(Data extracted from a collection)
● ● ● ● ●
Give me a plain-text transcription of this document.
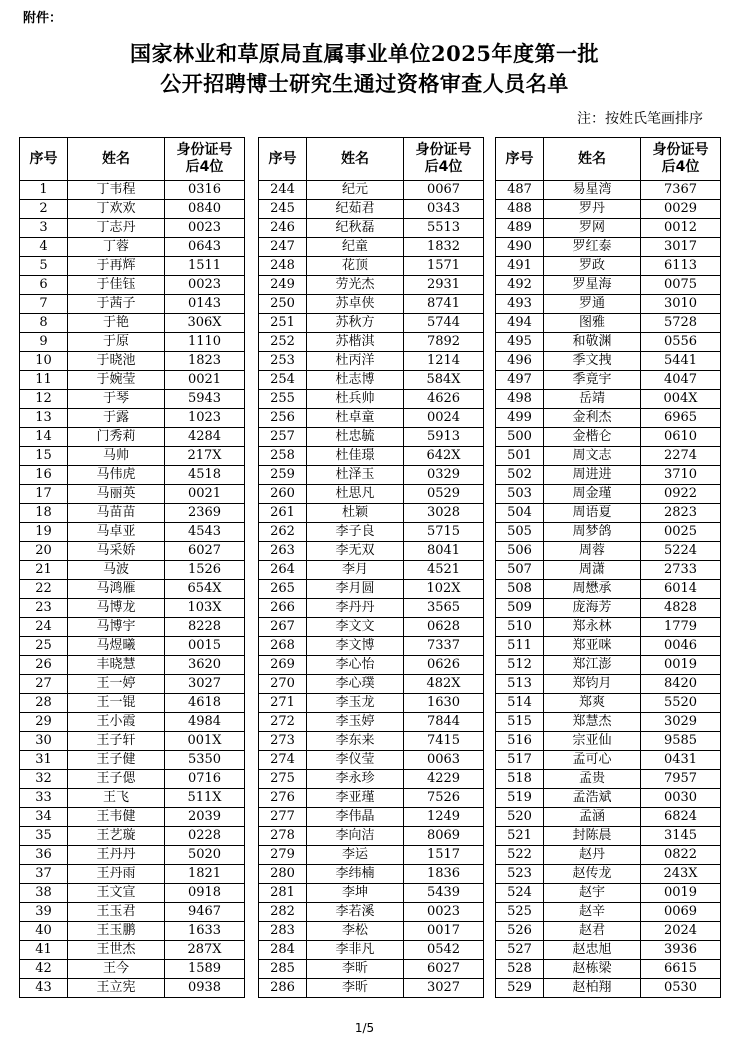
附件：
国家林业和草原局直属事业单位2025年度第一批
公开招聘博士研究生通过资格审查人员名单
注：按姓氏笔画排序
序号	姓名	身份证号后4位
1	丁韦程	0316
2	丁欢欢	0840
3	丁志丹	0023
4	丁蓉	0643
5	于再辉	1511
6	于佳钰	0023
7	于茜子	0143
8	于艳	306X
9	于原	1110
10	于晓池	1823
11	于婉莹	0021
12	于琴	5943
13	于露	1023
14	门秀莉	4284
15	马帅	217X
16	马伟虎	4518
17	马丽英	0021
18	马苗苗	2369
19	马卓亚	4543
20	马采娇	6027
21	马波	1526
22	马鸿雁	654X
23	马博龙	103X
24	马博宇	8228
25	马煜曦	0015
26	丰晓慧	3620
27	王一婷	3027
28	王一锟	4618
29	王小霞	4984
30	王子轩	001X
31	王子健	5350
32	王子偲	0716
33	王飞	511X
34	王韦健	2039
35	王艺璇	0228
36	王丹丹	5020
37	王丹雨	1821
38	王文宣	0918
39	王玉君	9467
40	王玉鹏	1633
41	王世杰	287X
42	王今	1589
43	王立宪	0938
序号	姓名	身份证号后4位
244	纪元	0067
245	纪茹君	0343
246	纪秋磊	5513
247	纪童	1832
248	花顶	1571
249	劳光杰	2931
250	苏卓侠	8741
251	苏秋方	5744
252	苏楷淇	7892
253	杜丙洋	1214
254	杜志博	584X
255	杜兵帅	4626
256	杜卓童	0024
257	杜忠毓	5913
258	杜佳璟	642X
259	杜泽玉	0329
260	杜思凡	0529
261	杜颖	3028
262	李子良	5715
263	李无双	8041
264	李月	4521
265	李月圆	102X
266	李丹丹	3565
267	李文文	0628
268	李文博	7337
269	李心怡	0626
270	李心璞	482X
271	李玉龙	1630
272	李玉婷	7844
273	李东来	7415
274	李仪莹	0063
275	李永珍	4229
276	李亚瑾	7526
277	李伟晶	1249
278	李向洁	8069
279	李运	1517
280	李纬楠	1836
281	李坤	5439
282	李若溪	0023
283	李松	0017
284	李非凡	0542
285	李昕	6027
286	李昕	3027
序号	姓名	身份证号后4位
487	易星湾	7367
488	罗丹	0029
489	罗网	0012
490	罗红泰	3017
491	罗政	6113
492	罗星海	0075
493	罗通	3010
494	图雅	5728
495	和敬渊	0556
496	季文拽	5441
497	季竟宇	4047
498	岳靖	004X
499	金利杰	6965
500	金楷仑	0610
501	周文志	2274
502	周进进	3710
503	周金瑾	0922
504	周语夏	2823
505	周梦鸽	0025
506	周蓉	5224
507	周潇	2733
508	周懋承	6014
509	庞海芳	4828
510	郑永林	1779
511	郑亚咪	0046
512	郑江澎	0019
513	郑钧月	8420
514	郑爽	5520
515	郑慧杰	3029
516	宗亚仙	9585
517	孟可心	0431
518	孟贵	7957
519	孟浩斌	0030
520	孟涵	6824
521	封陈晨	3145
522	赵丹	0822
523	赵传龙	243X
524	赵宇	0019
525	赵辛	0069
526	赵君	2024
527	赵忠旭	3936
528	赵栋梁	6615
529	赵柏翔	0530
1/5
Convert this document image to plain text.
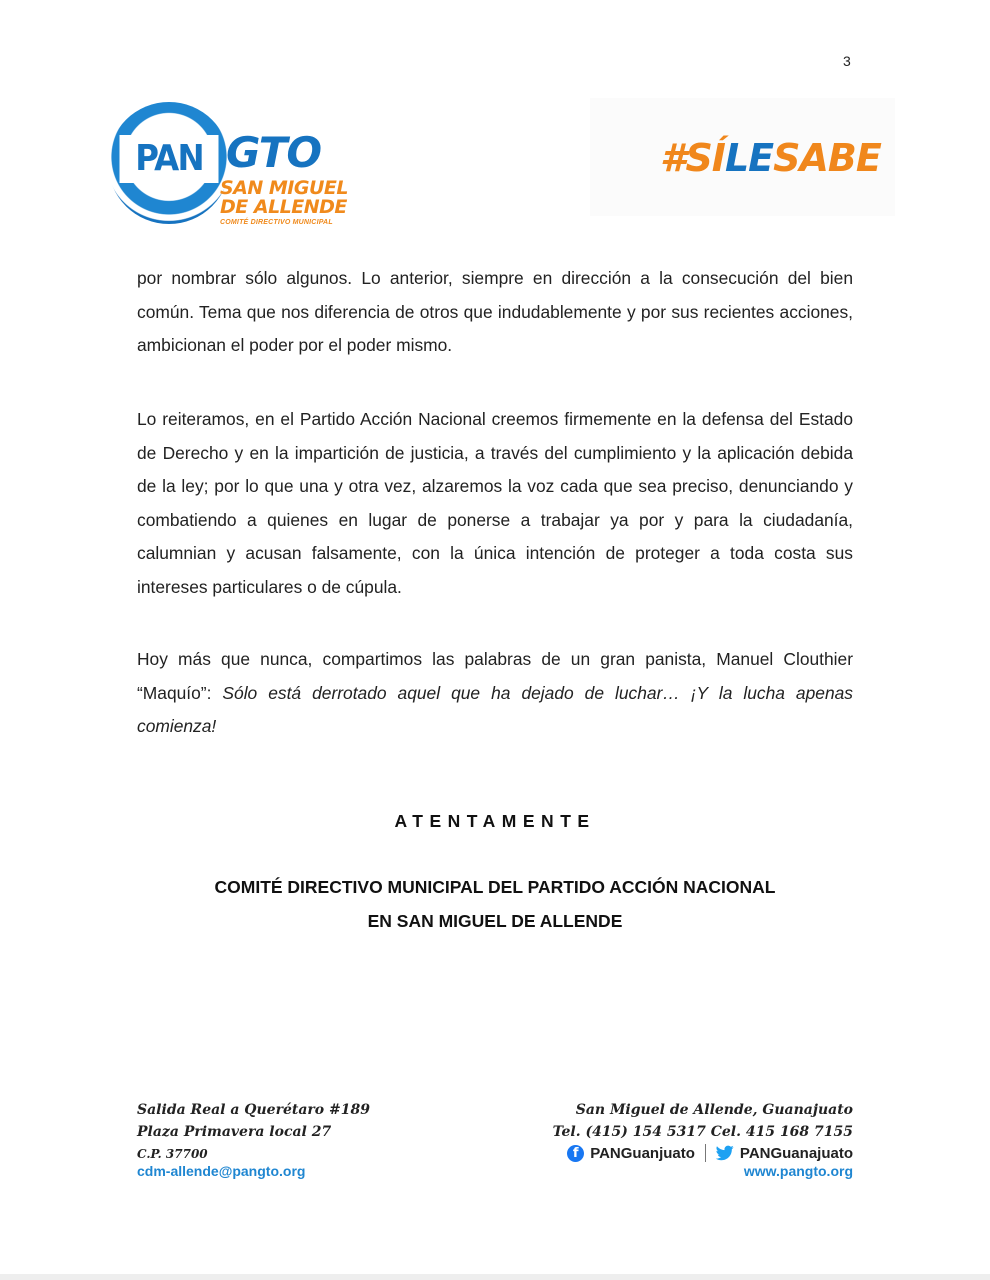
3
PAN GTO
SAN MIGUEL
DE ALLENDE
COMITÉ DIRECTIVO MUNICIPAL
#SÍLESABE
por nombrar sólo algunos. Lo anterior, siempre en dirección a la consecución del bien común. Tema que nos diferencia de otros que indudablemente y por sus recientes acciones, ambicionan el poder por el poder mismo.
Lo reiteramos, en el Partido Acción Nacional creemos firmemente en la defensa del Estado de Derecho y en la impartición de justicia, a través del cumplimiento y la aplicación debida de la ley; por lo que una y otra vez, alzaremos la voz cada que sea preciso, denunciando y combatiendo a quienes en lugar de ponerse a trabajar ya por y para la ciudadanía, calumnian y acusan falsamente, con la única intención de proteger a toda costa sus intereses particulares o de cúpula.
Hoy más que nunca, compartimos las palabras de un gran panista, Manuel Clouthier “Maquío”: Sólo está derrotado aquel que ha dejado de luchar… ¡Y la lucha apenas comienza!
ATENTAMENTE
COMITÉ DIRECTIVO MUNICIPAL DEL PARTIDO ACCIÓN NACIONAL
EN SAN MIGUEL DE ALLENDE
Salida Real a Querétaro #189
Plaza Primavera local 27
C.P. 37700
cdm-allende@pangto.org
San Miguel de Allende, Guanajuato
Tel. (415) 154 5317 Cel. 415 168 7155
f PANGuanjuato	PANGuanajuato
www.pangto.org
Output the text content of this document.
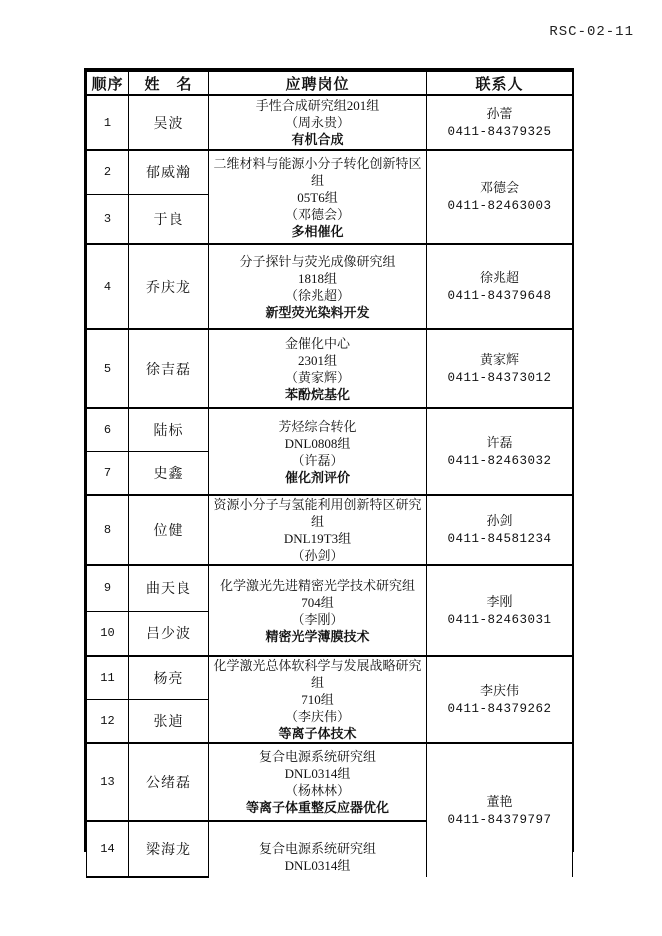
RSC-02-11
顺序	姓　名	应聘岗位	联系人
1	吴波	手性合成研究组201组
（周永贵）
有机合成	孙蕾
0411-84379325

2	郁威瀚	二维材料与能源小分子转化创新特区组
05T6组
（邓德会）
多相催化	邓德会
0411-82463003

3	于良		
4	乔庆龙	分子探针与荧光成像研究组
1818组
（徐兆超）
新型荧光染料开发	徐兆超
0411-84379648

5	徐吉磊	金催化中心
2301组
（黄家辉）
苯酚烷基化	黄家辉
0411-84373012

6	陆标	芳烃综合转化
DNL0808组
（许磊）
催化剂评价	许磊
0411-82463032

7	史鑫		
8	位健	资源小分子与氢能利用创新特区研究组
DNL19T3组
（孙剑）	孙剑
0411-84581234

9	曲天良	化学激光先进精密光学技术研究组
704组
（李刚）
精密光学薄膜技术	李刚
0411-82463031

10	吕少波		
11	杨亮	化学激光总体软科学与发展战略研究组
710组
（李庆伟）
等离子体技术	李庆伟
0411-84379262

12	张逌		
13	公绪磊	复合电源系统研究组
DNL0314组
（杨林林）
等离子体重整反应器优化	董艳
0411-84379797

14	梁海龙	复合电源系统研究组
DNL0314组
● ● ● ● ●
▶ _What the task asks_
From the entries above, copy every line that holds the word "plain".

▶ _Final result_
Give me a plain-text transcription of this document.
Convert this document image to plain text.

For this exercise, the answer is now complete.